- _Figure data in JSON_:
········
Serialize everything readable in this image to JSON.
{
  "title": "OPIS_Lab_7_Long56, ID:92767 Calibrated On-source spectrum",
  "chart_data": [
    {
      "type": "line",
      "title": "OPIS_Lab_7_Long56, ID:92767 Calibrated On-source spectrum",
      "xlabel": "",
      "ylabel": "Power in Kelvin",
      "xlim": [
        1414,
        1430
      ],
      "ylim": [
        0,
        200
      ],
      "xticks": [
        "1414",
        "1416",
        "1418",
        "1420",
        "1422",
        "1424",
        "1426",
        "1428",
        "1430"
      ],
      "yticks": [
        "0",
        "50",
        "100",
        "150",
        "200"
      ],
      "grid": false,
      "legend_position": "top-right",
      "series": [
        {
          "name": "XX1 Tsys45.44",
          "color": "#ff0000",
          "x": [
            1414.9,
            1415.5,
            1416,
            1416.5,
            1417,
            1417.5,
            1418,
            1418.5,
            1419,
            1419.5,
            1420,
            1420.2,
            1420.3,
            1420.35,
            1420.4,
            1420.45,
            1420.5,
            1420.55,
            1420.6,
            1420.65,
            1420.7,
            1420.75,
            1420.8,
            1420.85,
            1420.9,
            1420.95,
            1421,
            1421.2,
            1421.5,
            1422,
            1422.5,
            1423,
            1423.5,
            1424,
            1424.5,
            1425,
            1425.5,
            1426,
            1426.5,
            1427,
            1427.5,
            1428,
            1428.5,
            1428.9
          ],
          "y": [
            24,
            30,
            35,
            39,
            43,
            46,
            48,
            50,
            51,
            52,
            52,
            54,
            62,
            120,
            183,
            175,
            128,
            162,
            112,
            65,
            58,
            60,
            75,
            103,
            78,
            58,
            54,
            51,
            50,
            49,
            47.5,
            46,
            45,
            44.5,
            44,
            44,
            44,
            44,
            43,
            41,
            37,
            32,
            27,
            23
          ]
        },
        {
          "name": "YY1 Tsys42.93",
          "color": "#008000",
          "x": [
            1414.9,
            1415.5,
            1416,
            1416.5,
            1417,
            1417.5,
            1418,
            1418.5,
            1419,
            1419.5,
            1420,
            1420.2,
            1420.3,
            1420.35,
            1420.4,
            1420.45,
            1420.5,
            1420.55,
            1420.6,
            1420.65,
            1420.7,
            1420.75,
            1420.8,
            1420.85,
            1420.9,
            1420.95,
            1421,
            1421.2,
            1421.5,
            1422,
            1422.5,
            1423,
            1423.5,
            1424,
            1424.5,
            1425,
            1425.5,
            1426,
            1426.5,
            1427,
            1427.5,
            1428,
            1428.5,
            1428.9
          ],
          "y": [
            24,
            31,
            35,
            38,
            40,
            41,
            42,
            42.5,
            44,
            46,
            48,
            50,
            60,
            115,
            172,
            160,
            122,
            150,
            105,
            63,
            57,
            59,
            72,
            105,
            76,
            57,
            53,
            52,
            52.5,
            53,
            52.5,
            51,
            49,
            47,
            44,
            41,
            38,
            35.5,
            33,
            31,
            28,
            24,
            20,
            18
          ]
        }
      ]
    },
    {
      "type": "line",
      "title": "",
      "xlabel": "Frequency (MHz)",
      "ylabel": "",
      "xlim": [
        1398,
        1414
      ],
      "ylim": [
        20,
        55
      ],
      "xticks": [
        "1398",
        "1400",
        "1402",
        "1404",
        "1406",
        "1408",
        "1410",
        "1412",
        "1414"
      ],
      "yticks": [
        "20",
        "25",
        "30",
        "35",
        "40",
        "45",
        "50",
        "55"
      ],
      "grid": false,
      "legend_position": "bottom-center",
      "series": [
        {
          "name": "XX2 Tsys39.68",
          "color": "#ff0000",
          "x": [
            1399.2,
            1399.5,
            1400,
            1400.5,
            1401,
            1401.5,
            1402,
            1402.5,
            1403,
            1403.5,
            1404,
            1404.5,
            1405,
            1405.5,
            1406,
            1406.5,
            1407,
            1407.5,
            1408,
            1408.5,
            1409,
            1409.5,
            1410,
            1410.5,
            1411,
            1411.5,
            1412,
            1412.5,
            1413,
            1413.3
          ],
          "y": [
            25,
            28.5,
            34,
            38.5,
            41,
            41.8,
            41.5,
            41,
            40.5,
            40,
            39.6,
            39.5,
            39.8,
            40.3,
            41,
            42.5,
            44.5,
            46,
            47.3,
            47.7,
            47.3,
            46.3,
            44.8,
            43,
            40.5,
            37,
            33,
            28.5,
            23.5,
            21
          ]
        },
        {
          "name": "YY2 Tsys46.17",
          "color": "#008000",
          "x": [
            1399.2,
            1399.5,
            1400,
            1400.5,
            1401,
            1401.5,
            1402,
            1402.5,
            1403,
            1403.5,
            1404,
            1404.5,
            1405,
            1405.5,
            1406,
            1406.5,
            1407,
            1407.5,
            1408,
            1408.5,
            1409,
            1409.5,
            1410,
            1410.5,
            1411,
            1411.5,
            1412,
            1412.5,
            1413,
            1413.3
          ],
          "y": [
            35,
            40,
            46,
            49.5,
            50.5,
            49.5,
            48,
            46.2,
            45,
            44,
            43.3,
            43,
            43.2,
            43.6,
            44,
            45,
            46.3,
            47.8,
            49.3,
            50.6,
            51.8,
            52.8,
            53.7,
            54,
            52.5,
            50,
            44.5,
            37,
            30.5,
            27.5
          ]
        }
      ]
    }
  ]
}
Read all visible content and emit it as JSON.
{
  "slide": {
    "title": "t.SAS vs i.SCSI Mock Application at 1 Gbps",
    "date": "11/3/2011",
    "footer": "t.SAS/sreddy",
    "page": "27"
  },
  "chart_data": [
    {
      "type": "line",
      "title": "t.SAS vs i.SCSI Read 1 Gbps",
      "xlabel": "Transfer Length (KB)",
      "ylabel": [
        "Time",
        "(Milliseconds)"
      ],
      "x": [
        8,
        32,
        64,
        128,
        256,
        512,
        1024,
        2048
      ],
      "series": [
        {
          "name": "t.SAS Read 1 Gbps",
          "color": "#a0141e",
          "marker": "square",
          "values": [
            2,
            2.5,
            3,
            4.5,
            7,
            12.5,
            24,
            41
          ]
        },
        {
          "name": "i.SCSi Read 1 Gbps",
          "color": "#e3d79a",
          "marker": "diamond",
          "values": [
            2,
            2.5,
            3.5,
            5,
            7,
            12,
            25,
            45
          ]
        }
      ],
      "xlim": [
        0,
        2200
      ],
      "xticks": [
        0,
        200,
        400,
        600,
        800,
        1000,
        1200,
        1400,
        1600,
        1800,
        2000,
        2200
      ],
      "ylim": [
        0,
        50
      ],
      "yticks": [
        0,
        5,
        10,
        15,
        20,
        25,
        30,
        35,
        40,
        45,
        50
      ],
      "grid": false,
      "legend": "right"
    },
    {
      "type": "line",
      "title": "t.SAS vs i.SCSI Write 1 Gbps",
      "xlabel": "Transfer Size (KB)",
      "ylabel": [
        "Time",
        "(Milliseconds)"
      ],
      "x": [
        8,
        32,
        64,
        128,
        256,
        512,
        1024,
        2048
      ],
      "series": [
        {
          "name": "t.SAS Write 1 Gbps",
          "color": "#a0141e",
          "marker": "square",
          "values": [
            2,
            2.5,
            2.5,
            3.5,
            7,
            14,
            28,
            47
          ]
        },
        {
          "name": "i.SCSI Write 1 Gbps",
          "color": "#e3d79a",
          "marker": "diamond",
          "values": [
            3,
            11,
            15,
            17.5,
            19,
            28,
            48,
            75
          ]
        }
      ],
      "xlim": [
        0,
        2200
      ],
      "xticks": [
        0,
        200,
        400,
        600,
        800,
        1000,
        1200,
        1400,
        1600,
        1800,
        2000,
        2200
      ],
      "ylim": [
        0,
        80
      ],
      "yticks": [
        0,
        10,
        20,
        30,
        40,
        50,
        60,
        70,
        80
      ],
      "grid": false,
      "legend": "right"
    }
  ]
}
········
- _THE EXERCISE_: Which lines in the listing above hold the word "spectrum"? Show each of them.

- _OUTPUT BELOW_:
  "title": "OPIS_Lab_7_Long56, ID:92767 Calibrated On-source spectrum",
      "title": "OPIS_Lab_7_Long56, ID:92767 Calibrated On-source spectrum",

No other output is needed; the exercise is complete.